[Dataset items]
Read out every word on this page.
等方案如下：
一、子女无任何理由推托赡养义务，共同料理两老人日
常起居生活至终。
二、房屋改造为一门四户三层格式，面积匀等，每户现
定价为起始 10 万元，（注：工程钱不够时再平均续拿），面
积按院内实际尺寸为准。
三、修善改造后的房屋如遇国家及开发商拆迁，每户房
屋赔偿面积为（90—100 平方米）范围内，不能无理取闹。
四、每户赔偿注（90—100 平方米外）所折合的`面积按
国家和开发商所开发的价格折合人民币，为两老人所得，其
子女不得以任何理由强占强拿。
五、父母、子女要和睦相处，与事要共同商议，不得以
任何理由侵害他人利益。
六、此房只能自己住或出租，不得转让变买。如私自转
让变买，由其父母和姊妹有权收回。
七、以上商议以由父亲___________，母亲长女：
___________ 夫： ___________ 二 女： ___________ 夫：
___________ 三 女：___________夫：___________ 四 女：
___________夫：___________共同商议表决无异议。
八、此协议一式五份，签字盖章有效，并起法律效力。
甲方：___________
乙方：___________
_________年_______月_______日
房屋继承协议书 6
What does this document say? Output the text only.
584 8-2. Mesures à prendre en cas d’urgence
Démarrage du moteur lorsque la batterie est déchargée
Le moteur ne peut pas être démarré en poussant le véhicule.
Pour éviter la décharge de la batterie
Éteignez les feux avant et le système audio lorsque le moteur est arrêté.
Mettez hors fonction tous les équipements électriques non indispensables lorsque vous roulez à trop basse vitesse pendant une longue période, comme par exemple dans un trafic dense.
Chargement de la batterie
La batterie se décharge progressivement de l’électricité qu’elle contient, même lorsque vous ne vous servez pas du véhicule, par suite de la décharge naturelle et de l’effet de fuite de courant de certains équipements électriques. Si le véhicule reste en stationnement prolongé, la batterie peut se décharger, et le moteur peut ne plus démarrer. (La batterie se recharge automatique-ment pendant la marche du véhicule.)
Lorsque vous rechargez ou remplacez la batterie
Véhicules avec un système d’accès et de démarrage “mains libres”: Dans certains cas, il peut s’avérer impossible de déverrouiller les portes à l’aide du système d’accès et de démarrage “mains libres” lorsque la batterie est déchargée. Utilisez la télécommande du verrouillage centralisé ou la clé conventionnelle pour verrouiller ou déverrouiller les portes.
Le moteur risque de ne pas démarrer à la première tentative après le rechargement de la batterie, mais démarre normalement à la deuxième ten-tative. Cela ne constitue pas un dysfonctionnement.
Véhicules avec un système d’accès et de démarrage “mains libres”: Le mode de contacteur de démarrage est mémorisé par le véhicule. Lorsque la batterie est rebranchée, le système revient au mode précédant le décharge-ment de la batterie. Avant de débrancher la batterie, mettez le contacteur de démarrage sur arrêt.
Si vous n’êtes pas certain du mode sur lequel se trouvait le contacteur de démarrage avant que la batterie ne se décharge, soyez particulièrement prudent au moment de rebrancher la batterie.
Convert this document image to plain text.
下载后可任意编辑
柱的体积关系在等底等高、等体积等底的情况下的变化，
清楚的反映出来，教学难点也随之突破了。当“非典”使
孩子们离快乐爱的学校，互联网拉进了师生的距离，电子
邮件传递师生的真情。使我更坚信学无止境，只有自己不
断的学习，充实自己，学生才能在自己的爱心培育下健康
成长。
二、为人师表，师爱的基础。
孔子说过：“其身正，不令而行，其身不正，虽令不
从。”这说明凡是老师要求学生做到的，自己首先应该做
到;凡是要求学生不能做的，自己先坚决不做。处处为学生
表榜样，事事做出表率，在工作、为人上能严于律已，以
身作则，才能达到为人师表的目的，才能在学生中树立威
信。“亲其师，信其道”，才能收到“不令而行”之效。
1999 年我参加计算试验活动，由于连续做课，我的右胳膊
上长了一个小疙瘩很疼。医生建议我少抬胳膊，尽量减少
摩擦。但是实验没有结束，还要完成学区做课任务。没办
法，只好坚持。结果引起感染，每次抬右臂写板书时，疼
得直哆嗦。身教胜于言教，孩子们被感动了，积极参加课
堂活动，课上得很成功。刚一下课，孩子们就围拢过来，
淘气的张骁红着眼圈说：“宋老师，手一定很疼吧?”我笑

» EXERCISE REQUIREMENTS:
Go through the data above and find the lines with the word "不令而行". Copy each of those lines.

» WORKED SOLUTION:
孔子说过：“其身正，不令而行，其身不正，虽令不
信。“亲其师，信其道”，才能收到“不令而行”之效。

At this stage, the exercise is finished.